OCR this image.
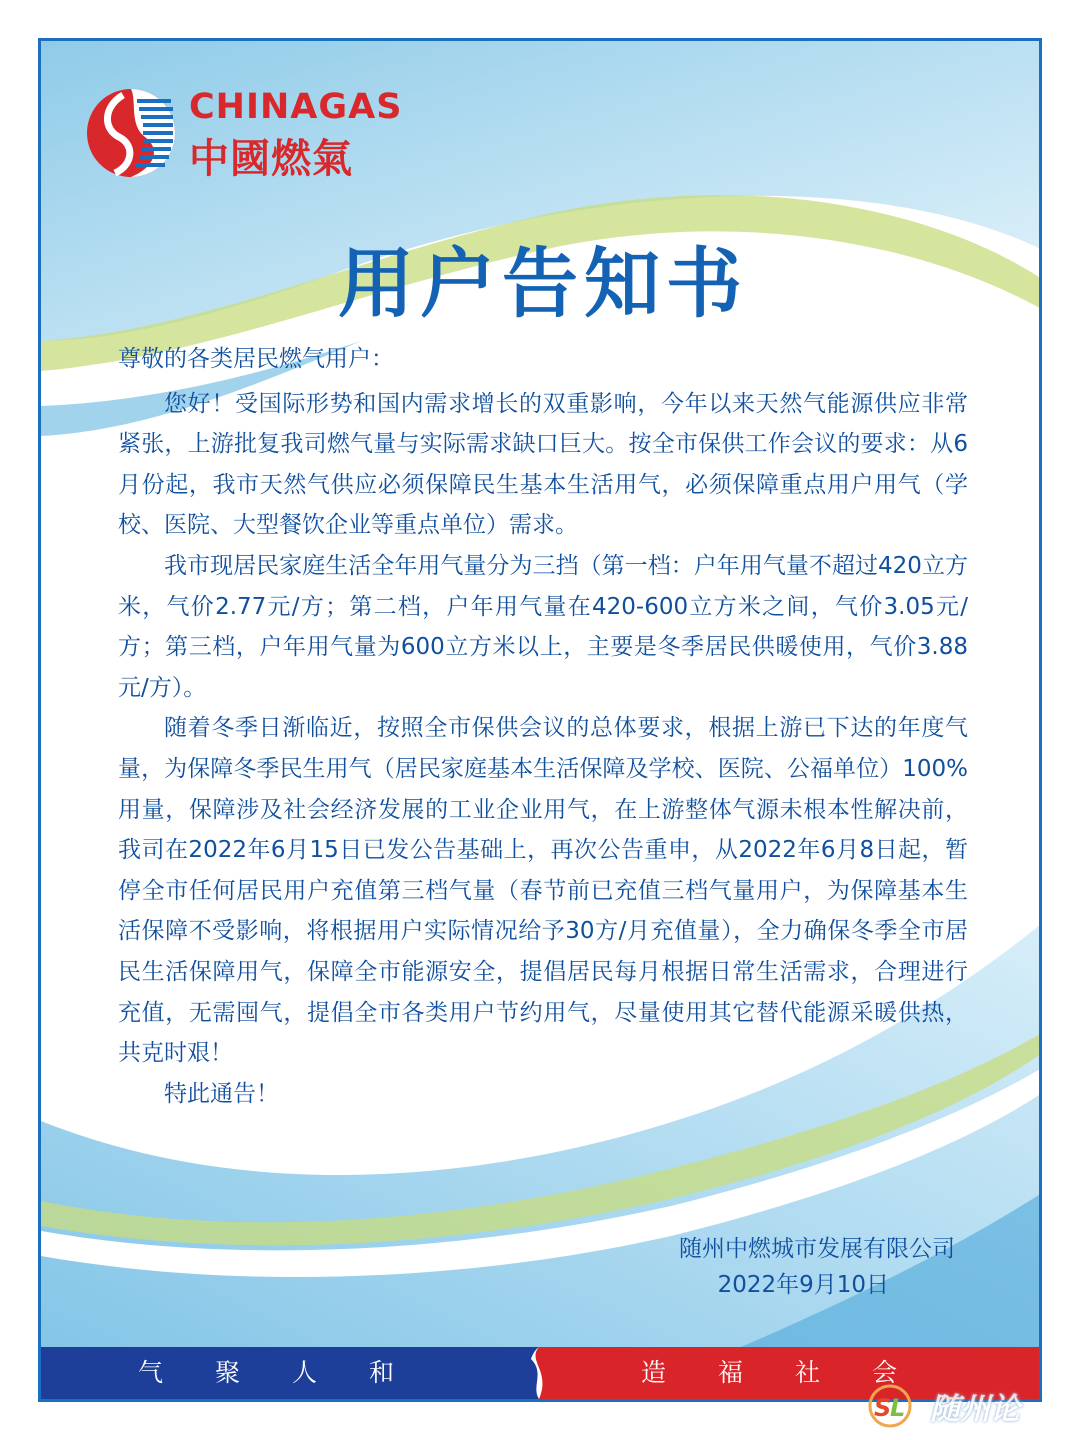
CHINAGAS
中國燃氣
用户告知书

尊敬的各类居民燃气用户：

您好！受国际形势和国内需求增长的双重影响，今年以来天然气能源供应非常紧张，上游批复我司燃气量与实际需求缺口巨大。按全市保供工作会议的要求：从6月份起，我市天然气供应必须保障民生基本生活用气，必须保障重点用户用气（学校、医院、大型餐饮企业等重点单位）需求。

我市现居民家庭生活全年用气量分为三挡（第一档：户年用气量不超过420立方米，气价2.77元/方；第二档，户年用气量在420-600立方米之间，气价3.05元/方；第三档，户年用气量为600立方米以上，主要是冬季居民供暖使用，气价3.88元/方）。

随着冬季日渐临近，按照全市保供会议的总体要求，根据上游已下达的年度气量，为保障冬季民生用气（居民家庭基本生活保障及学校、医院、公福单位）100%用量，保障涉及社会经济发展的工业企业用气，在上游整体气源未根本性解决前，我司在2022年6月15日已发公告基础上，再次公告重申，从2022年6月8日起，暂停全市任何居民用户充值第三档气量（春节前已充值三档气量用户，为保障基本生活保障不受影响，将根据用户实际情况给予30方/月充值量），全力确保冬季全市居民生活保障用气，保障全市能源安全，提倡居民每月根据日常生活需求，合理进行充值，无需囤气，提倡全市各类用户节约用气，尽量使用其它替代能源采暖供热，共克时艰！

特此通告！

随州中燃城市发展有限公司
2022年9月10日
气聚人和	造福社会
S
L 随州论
+---+
— WHAT YOU ARE ASKED TO DO —
Set the pictures aside and transcribe the data above exactly.

— SOLVED EXERCISE —
OCR this image.
CHINAGAS
中國燃氣
用户告知书

尊敬的各类居民燃气用户：

您好！受国际形势和国内需求增长的双重影响，今年以来天然气能源供应非常紧张，上游批复我司燃气量与实际需求缺口巨大。按全市保供工作会议的要求：从6月份起，我市天然气供应必须保障民生基本生活用气，必须保障重点用户用气（学校、医院、大型餐饮企业等重点单位）需求。

我市现居民家庭生活全年用气量分为三挡（第一档：户年用气量不超过420立方米，气价2.77元/方；第二档，户年用气量在420-600立方米之间，气价3.05元/方；第三档，户年用气量为600立方米以上，主要是冬季居民供暖使用，气价3.88元/方）。

随着冬季日渐临近，按照全市保供会议的总体要求，根据上游已下达的年度气量，为保障冬季民生用气（居民家庭基本生活保障及学校、医院、公福单位）100%用量，保障涉及社会经济发展的工业企业用气，在上游整体气源未根本性解决前，我司在2022年6月15日已发公告基础上，再次公告重申，从2022年6月8日起，暂停全市任何居民用户充值第三档气量（春节前已充值三档气量用户，为保障基本生活保障不受影响，将根据用户实际情况给予30方/月充值量），全力确保冬季全市居民生活保障用气，保障全市能源安全，提倡居民每月根据日常生活需求，合理进行充值，无需囤气，提倡全市各类用户节约用气，尽量使用其它替代能源采暖供热，共克时艰！

特此通告！

随州中燃城市发展有限公司
2022年9月10日
气聚人和	造福社会
S
L 随州论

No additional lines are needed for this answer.